The request – Review the listing and copy each line that holds the word "fuentes".

Entries provided –
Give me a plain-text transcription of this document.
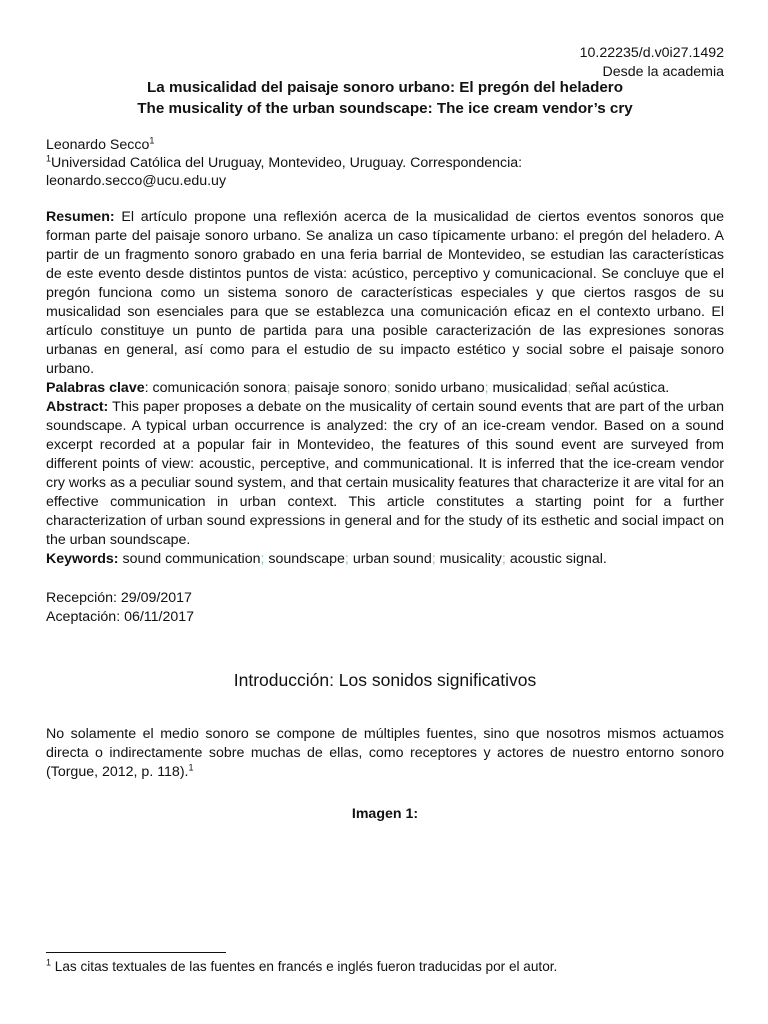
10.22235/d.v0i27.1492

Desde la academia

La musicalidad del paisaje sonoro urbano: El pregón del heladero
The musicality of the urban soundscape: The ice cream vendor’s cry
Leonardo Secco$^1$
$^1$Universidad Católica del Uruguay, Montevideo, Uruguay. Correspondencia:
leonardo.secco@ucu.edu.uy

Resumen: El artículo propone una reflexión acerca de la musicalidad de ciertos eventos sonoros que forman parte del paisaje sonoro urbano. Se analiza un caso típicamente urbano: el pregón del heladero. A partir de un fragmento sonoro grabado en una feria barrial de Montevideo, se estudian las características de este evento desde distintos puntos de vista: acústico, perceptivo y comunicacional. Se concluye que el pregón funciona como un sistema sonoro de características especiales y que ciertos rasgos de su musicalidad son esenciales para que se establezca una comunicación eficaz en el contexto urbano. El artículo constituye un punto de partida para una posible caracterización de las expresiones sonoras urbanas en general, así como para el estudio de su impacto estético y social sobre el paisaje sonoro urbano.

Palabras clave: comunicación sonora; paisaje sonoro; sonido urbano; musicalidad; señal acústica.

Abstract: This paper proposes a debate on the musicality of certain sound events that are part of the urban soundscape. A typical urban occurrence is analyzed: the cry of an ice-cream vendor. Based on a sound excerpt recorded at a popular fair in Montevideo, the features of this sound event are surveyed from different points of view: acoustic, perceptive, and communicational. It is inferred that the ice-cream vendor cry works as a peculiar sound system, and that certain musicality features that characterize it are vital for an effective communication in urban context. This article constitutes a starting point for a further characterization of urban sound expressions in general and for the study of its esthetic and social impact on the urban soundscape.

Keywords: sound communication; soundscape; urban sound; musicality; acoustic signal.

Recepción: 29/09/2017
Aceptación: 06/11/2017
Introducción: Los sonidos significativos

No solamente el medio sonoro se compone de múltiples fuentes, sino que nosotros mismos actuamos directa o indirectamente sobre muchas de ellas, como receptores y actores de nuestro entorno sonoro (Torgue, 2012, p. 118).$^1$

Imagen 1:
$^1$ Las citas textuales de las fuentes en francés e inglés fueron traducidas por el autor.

Exercise output –
No solamente el medio sonoro se compone de múltiples fuentes, sino que nosotros mismos actuamos directa o indirectamente sobre muchas de ellas, como receptores y actores de nuestro entorno sonoro (Torgue, 2012, p. 118).$^1$
$^1$ Las citas textuales de las fuentes en francés e inglés fueron traducidas por el autor.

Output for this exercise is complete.